Instruction: Retype the records below exactly as they appear.

++++ Rows ++++

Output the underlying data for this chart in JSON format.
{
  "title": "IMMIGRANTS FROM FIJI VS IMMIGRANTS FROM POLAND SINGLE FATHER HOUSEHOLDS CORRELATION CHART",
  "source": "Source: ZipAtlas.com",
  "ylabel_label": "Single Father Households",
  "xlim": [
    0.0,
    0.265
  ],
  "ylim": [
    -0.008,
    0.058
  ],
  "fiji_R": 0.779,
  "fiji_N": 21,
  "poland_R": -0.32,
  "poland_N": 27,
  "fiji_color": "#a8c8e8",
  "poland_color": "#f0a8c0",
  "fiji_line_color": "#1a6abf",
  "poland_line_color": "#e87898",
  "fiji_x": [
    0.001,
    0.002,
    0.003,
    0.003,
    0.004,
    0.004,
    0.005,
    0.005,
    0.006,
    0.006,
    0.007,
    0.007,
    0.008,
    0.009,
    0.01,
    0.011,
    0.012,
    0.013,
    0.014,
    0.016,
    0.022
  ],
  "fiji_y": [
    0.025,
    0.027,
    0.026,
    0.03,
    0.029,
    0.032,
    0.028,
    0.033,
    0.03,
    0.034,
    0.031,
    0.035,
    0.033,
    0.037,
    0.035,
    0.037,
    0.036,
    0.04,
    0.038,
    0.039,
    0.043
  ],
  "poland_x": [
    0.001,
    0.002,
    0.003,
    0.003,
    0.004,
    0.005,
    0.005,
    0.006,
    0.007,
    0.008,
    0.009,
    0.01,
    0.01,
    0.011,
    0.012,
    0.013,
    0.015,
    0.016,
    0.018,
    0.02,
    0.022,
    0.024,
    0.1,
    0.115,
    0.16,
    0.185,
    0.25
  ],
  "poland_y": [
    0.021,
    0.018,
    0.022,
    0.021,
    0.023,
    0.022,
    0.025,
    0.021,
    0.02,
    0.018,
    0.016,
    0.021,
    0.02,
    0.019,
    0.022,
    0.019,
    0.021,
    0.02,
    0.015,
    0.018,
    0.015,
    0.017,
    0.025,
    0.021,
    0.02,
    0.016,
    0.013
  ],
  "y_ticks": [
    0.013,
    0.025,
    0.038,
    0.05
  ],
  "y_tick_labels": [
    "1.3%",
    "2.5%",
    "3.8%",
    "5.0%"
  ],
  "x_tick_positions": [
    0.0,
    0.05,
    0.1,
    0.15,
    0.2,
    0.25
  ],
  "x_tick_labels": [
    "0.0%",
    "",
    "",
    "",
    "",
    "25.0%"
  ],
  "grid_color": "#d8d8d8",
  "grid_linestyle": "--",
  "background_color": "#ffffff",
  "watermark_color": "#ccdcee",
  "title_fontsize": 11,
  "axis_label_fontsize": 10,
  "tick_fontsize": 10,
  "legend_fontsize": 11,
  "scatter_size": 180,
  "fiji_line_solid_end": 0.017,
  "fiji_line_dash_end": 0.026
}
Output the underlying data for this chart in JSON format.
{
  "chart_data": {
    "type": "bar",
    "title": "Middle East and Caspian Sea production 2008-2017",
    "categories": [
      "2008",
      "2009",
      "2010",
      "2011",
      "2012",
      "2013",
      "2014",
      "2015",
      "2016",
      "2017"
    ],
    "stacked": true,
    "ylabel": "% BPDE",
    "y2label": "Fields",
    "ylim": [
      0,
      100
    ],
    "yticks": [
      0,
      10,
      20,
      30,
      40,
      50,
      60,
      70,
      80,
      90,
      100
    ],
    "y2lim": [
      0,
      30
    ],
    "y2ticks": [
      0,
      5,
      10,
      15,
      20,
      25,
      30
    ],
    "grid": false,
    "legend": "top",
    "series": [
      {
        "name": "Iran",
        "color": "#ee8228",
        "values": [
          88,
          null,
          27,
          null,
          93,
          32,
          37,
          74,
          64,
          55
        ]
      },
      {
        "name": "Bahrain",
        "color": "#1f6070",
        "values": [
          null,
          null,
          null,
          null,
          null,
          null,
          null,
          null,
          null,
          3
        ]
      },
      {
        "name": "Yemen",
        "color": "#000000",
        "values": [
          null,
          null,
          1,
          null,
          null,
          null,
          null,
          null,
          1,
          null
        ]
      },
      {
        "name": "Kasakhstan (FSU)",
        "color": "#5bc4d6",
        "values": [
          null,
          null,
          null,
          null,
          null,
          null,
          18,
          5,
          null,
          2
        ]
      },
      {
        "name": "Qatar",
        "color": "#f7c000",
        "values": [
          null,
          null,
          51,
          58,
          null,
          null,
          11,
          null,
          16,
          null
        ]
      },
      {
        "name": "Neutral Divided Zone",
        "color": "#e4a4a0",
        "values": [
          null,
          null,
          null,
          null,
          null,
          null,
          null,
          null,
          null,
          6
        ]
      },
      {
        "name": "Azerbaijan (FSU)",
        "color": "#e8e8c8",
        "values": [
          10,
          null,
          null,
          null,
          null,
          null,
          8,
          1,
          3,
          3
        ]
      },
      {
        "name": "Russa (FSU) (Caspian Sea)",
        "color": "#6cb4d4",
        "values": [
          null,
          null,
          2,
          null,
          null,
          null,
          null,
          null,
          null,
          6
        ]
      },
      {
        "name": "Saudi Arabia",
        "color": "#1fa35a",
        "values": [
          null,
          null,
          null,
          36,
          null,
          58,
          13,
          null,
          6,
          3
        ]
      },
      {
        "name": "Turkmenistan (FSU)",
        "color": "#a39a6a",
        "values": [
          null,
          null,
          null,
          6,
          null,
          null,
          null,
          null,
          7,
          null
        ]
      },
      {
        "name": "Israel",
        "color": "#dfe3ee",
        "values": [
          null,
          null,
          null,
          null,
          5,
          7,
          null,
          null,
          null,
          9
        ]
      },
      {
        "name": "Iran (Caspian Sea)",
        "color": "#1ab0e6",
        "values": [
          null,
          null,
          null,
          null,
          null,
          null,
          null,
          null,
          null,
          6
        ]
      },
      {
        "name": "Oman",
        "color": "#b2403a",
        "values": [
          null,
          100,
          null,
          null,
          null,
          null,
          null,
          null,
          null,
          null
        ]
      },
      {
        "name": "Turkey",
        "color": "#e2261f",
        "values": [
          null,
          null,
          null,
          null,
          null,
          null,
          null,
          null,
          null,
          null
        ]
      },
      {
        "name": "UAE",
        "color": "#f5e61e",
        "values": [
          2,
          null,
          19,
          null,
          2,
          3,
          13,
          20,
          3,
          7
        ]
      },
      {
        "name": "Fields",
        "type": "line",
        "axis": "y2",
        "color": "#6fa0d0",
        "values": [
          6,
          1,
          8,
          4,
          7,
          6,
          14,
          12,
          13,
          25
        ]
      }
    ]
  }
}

++++

Answer to this task:
Output the underlying data for this chart in JSON format.
{
  "title": "IMMIGRANTS FROM FIJI VS IMMIGRANTS FROM POLAND SINGLE FATHER HOUSEHOLDS CORRELATION CHART",
  "source": "Source: ZipAtlas.com",
  "ylabel_label": "Single Father Households",
  "xlim": [
    0.0,
    0.265
  ],
  "ylim": [
    -0.008,
    0.058
  ],
  "fiji_R": 0.779,
  "fiji_N": 21,
  "poland_R": -0.32,
  "poland_N": 27,
  "fiji_color": "#a8c8e8",
  "poland_color": "#f0a8c0",
  "fiji_line_color": "#1a6abf",
  "poland_line_color": "#e87898",
  "fiji_x": [
    0.001,
    0.002,
    0.003,
    0.003,
    0.004,
    0.004,
    0.005,
    0.005,
    0.006,
    0.006,
    0.007,
    0.007,
    0.008,
    0.009,
    0.01,
    0.011,
    0.012,
    0.013,
    0.014,
    0.016,
    0.022
  ],
  "fiji_y": [
    0.025,
    0.027,
    0.026,
    0.03,
    0.029,
    0.032,
    0.028,
    0.033,
    0.03,
    0.034,
    0.031,
    0.035,
    0.033,
    0.037,
    0.035,
    0.037,
    0.036,
    0.04,
    0.038,
    0.039,
    0.043
  ],
  "poland_x": [
    0.001,
    0.002,
    0.003,
    0.003,
    0.004,
    0.005,
    0.005,
    0.006,
    0.007,
    0.008,
    0.009,
    0.01,
    0.01,
    0.011,
    0.012,
    0.013,
    0.015,
    0.016,
    0.018,
    0.02,
    0.022,
    0.024,
    0.1,
    0.115,
    0.16,
    0.185,
    0.25
  ],
  "poland_y": [
    0.021,
    0.018,
    0.022,
    0.021,
    0.023,
    0.022,
    0.025,
    0.021,
    0.02,
    0.018,
    0.016,
    0.021,
    0.02,
    0.019,
    0.022,
    0.019,
    0.021,
    0.02,
    0.015,
    0.018,
    0.015,
    0.017,
    0.025,
    0.021,
    0.02,
    0.016,
    0.013
  ],
  "y_ticks": [
    0.013,
    0.025,
    0.038,
    0.05
  ],
  "y_tick_labels": [
    "1.3%",
    "2.5%",
    "3.8%",
    "5.0%"
  ],
  "x_tick_positions": [
    0.0,
    0.05,
    0.1,
    0.15,
    0.2,
    0.25
  ],
  "x_tick_labels": [
    "0.0%",
    "",
    "",
    "",
    "",
    "25.0%"
  ],
  "grid_color": "#d8d8d8",
  "grid_linestyle": "--",
  "background_color": "#ffffff",
  "watermark_color": "#ccdcee",
  "title_fontsize": 11,
  "axis_label_fontsize": 10,
  "tick_fontsize": 10,
  "legend_fontsize": 11,
  "scatter_size": 180,
  "fiji_line_solid_end": 0.017,
  "fiji_line_dash_end": 0.026
}
Output the underlying data for this chart in JSON format.
{
  "chart_data": {
    "type": "bar",
    "title": "Middle East and Caspian Sea production 2008-2017",
    "categories": [
      "2008",
      "2009",
      "2010",
      "2011",
      "2012",
      "2013",
      "2014",
      "2015",
      "2016",
      "2017"
    ],
    "stacked": true,
    "ylabel": "% BPDE",
    "y2label": "Fields",
    "ylim": [
      0,
      100
    ],
    "yticks": [
      0,
      10,
      20,
      30,
      40,
      50,
      60,
      70,
      80,
      90,
      100
    ],
    "y2lim": [
      0,
      30
    ],
    "y2ticks": [
      0,
      5,
      10,
      15,
      20,
      25,
      30
    ],
    "grid": false,
    "legend": "top",
    "series": [
      {
        "name": "Iran",
        "color": "#ee8228",
        "values": [
          88,
          null,
          27,
          null,
          93,
          32,
          37,
          74,
          64,
          55
        ]
      },
      {
        "name": "Bahrain",
        "color": "#1f6070",
        "values": [
          null,
          null,
          null,
          null,
          null,
          null,
          null,
          null,
          null,
          3
        ]
      },
      {
        "name": "Yemen",
        "color": "#000000",
        "values": [
          null,
          null,
          1,
          null,
          null,
          null,
          null,
          null,
          1,
          null
        ]
      },
      {
        "name": "Kasakhstan (FSU)",
        "color": "#5bc4d6",
        "values": [
          null,
          null,
          null,
          null,
          null,
          null,
          18,
          5,
          null,
          2
        ]
      },
      {
        "name": "Qatar",
        "color": "#f7c000",
        "values": [
          null,
          null,
          51,
          58,
          null,
          null,
          11,
          null,
          16,
          null
        ]
      },
      {
        "name": "Neutral Divided Zone",
        "color": "#e4a4a0",
        "values": [
          null,
          null,
          null,
          null,
          null,
          null,
          null,
          null,
          null,
          6
        ]
      },
      {
        "name": "Azerbaijan (FSU)",
        "color": "#e8e8c8",
        "values": [
          10,
          null,
          null,
          null,
          null,
          null,
          8,
          1,
          3,
          3
        ]
      },
      {
        "name": "Russa (FSU) (Caspian Sea)",
        "color": "#6cb4d4",
        "values": [
          null,
          null,
          2,
          null,
          null,
          null,
          null,
          null,
          null,
          6
        ]
      },
      {
        "name": "Saudi Arabia",
        "color": "#1fa35a",
        "values": [
          null,
          null,
          null,
          36,
          null,
          58,
          13,
          null,
          6,
          3
        ]
      },
      {
        "name": "Turkmenistan (FSU)",
        "color": "#a39a6a",
        "values": [
          null,
          null,
          null,
          6,
          null,
          null,
          null,
          null,
          7,
          null
        ]
      },
      {
        "name": "Israel",
        "color": "#dfe3ee",
        "values": [
          null,
          null,
          null,
          null,
          5,
          7,
          null,
          null,
          null,
          9
        ]
      },
      {
        "name": "Iran (Caspian Sea)",
        "color": "#1ab0e6",
        "values": [
          null,
          null,
          null,
          null,
          null,
          null,
          null,
          null,
          null,
          6
        ]
      },
      {
        "name": "Oman",
        "color": "#b2403a",
        "values": [
          null,
          100,
          null,
          null,
          null,
          null,
          null,
          null,
          null,
          null
        ]
      },
      {
        "name": "Turkey",
        "color": "#e2261f",
        "values": [
          null,
          null,
          null,
          null,
          null,
          null,
          null,
          null,
          null,
          null
        ]
      },
      {
        "name": "UAE",
        "color": "#f5e61e",
        "values": [
          2,
          null,
          19,
          null,
          2,
          3,
          13,
          20,
          3,
          7
        ]
      },
      {
        "name": "Fields",
        "type": "line",
        "axis": "y2",
        "color": "#6fa0d0",
        "values": [
          6,
          1,
          8,
          4,
          7,
          6,
          14,
          12,
          13,
          25
        ]
      }
    ]
  }
}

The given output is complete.